--- Start Data shown ---
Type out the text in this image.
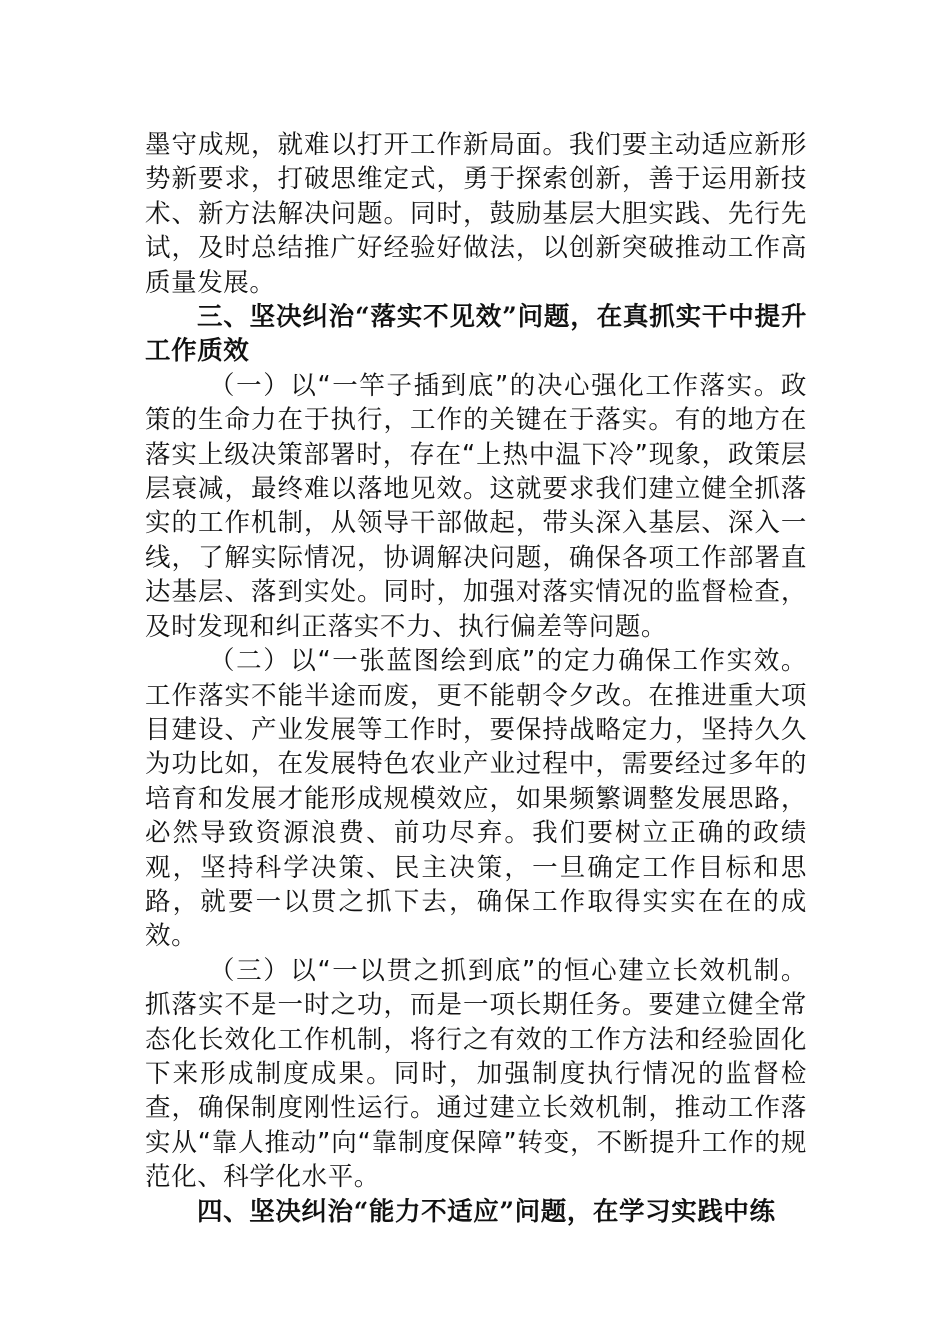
墨守成规，就难以打开工作新局面。我们要主动适应新形势新要求，打破思维定式，勇于探索创新，善于运用新技术、新方法解决问题。同时，鼓励基层大胆实践、先行先试，及时总结推广好经验好做法，以创新突破推动工作高质量发展。

三、坚决纠治“落实不见效”问题，在真抓实干中提升工作质效

（一）以“一竿子插到底”的决心强化工作落实。政策的生命力在于执行，工作的关键在于落实。有的地方在落实上级决策部署时，存在“上热中温下冷”现象，政策层层衰减，最终难以落地见效。这就要求我们建立健全抓落实的工作机制，从领导干部做起，带头深入基层、深入一线，了解实际情况，协调解决问题，确保各项工作部署直达基层、落到实处。同时，加强对落实情况的监督检查，及时发现和纠正落实不力、执行偏差等问题。

（二）以“一张蓝图绘到底”的定力确保工作实效。工作落实不能半途而废，更不能朝令夕改。在推进重大项目建设、产业发展等工作时，要保持战略定力，坚持久久为功比如，在发展特色农业产业过程中，需要经过多年的培育和发展才能形成规模效应，如果频繁调整发展思路，必然导致资源浪费、前功尽弃。我们要树立正确的政绩观，坚持科学决策、民主决策，一旦确定工作目标和思路，就要一以贯之抓下去，确保工作取得实实在在的成效。

（三）以“一以贯之抓到底”的恒心建立长效机制。抓落实不是一时之功，而是一项长期任务。要建立健全常态化长效化工作机制，将行之有效的工作方法和经验固化下来形成制度成果。同时，加强制度执行情况的监督检查，确保制度刚性运行。通过建立长效机制，推动工作落实从“靠人推动”向“靠制度保障”转变，不断提升工作的规范化、科学化水平。

四、坚决纠治“能力不适应”问题，在学习实践中练
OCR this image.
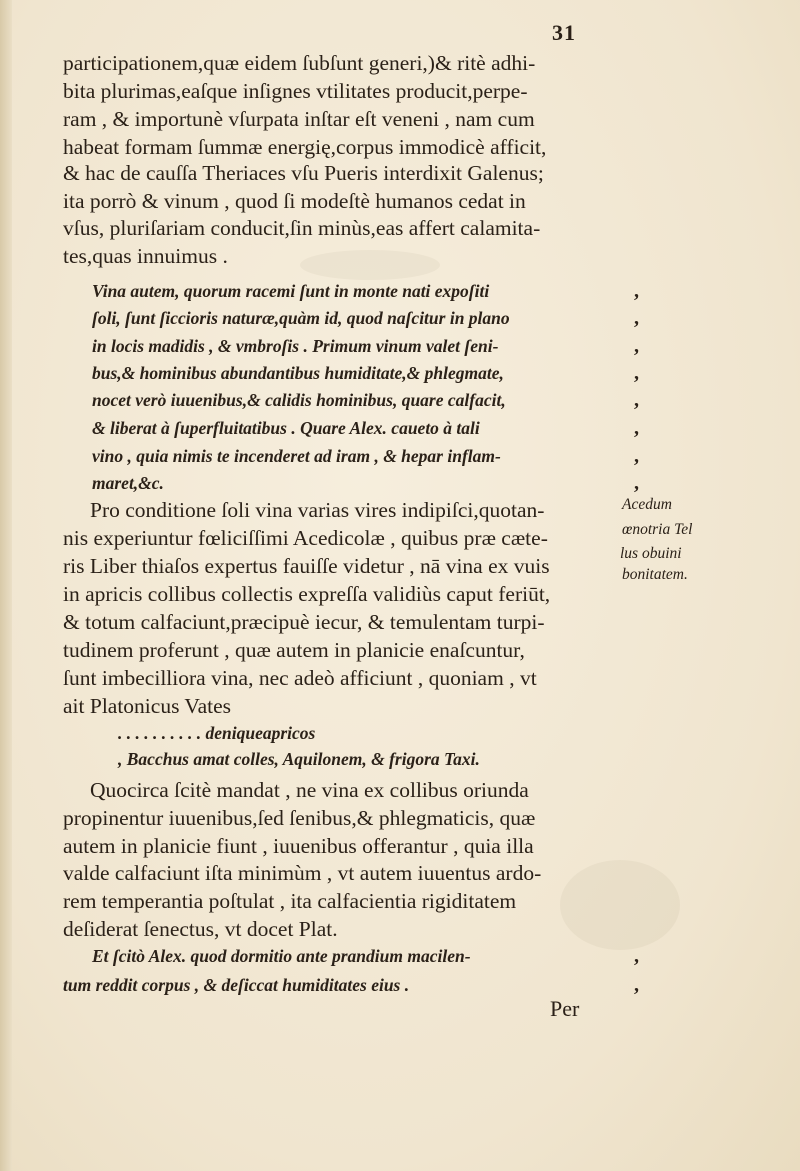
31
participationem,quæ eidem ſubſunt generi,)& ritè adhi-
bita plurimas,eaſque inſignes vtilitates producit,perpe-
ram , & importunè vſurpata inſtar eſt veneni , nam cum
habeat formam ſummæ energię,corpus immodicè afficit,
& hac de cauſſa Theriaces vſu Pueris interdixit Galenus;
ita porrò & vinum , quod ſi modeſtè humanos cedat in
vſus, pluriſariam conducit,ſin minùs,eas affert calamita-
tes,quas innuimus .
Vina autem, quorum racemi ſunt in monte nati expoſiti	,
ſoli, ſunt ſiccioris naturæ,quàm id, quod naſcitur in plano	,
in locis madidis , & vmbroſis . Primum vinum valet ſeni-	,
bus,& hominibus abundantibus humiditate,& phlegmate,	,
nocet verò iuuenibus,& calidis hominibus, quare calfacit,	,
& liberat à ſuperfluitatibus . Quare Alex. caueto à tali	,
vino , quia nimis te incenderet ad iram , & hepar inflam-	,
maret,&c.	,
Pro conditione ſoli vina varias vires indipiſci,quotan-
nis experiuntur fœliciſſimi Acedicolæ , quibus præ cæte-
ris Liber thiaſos expertus fauiſſe videtur , nā vina ex vuis
in apricis collibus collectis expreſſa validiùs caput feriūt,
& totum calfaciunt,præcipuè iecur, & temulentam turpi-
tudinem proferunt , quæ autem in planicie enaſcuntur,
ſunt imbecilliora vina, nec adeò afficiunt , quoniam , vt
ait Platonicus Vates
. . . . . . . . . . deniqueapricos
, Bacchus amat colles, Aquilonem, & frigora Taxi.
Quocirca ſcitè mandat , ne vina ex collibus oriunda
propinentur iuuenibus,ſed ſenibus,& phlegmaticis, quæ
autem in planicie fiunt , iuuenibus offerantur , quia illa
valde calfaciunt iſta minimùm , vt autem iuuentus ardo-
rem temperantia poſtulat , ita calfacientia rigiditatem
deſiderat ſenectus, vt docet Plat.
Et ſcitò Alex. quod dormitio ante prandium macilen-	,
tum reddit corpus , & deſiccat humiditates eius .	,
Acedum
œnotria Tel
lus obuini
bonitatem.
Per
--- End Data shown ---
**Short exercise:** Transcribe the records verbatim and omit the images.

**The answer:**
Type out the text in this image.
墨守成规，就难以打开工作新局面。我们要主动适应新形势新要求，打破思维定式，勇于探索创新，善于运用新技术、新方法解决问题。同时，鼓励基层大胆实践、先行先试，及时总结推广好经验好做法，以创新突破推动工作高质量发展。

三、坚决纠治“落实不见效”问题，在真抓实干中提升工作质效

（一）以“一竿子插到底”的决心强化工作落实。政策的生命力在于执行，工作的关键在于落实。有的地方在落实上级决策部署时，存在“上热中温下冷”现象，政策层层衰减，最终难以落地见效。这就要求我们建立健全抓落实的工作机制，从领导干部做起，带头深入基层、深入一线，了解实际情况，协调解决问题，确保各项工作部署直达基层、落到实处。同时，加强对落实情况的监督检查，及时发现和纠正落实不力、执行偏差等问题。

（二）以“一张蓝图绘到底”的定力确保工作实效。工作落实不能半途而废，更不能朝令夕改。在推进重大项目建设、产业发展等工作时，要保持战略定力，坚持久久为功比如，在发展特色农业产业过程中，需要经过多年的培育和发展才能形成规模效应，如果频繁调整发展思路，必然导致资源浪费、前功尽弃。我们要树立正确的政绩观，坚持科学决策、民主决策，一旦确定工作目标和思路，就要一以贯之抓下去，确保工作取得实实在在的成效。

（三）以“一以贯之抓到底”的恒心建立长效机制。抓落实不是一时之功，而是一项长期任务。要建立健全常态化长效化工作机制，将行之有效的工作方法和经验固化下来形成制度成果。同时，加强制度执行情况的监督检查，确保制度刚性运行。通过建立长效机制，推动工作落实从“靠人推动”向“靠制度保障”转变，不断提升工作的规范化、科学化水平。

四、坚决纠治“能力不适应”问题，在学习实践中练
OCR this image.
31
participationem,quæ eidem ſubſunt generi,)& ritè adhi-
bita plurimas,eaſque inſignes vtilitates producit,perpe-
ram , & importunè vſurpata inſtar eſt veneni , nam cum
habeat formam ſummæ energię,corpus immodicè afficit,
& hac de cauſſa Theriaces vſu Pueris interdixit Galenus;
ita porrò & vinum , quod ſi modeſtè humanos cedat in
vſus, pluriſariam conducit,ſin minùs,eas affert calamita-
tes,quas innuimus .
Vina autem, quorum racemi ſunt in monte nati expoſiti	,
ſoli, ſunt ſiccioris naturæ,quàm id, quod naſcitur in plano	,
in locis madidis , & vmbroſis . Primum vinum valet ſeni-	,
bus,& hominibus abundantibus humiditate,& phlegmate,	,
nocet verò iuuenibus,& calidis hominibus, quare calfacit,	,
& liberat à ſuperfluitatibus . Quare Alex. caueto à tali	,
vino , quia nimis te incenderet ad iram , & hepar inflam-	,
maret,&c.	,
Pro conditione ſoli vina varias vires indipiſci,quotan-
nis experiuntur fœliciſſimi Acedicolæ , quibus præ cæte-
ris Liber thiaſos expertus fauiſſe videtur , nā vina ex vuis
in apricis collibus collectis expreſſa validiùs caput feriūt,
& totum calfaciunt,præcipuè iecur, & temulentam turpi-
tudinem proferunt , quæ autem in planicie enaſcuntur,
ſunt imbecilliora vina, nec adeò afficiunt , quoniam , vt
ait Platonicus Vates
. . . . . . . . . . deniqueapricos
, Bacchus amat colles, Aquilonem, & frigora Taxi.
Quocirca ſcitè mandat , ne vina ex collibus oriunda
propinentur iuuenibus,ſed ſenibus,& phlegmaticis, quæ
autem in planicie fiunt , iuuenibus offerantur , quia illa
valde calfaciunt iſta minimùm , vt autem iuuentus ardo-
rem temperantia poſtulat , ita calfacientia rigiditatem
deſiderat ſenectus, vt docet Plat.
Et ſcitò Alex. quod dormitio ante prandium macilen-	,
tum reddit corpus , & deſiccat humiditates eius .	,
Acedum
œnotria Tel
lus obuini
bonitatem.
Per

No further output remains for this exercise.